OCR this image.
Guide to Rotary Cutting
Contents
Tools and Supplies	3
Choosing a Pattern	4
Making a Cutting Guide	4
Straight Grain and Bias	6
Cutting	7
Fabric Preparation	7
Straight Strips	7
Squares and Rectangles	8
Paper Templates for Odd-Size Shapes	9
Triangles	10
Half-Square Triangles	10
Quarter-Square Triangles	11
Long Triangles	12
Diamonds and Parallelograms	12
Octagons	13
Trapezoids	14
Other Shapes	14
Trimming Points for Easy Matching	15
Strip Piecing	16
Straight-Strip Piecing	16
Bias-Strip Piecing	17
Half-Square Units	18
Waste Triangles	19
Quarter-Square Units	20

[Task]
All records above must be set down exactly, please.

[Response for this exercise]
OCR this image.
Guide to Rotary Cutting
Contents
Tools and Supplies	3
Choosing a Pattern	4
Making a Cutting Guide	4
Straight Grain and Bias	6
Cutting	7
Fabric Preparation	7
Straight Strips	7
Squares and Rectangles	8
Paper Templates for Odd-Size Shapes	9
Triangles	10
Half-Square Triangles	10
Quarter-Square Triangles	11
Long Triangles	12
Diamonds and Parallelograms	12
Octagons	13
Trapezoids	14
Other Shapes	14
Trimming Points for Easy Matching	15
Strip Piecing	16
Straight-Strip Piecing	16
Bias-Strip Piecing	17
Half-Square Units	18
Waste Triangles	19
Quarter-Square Units	20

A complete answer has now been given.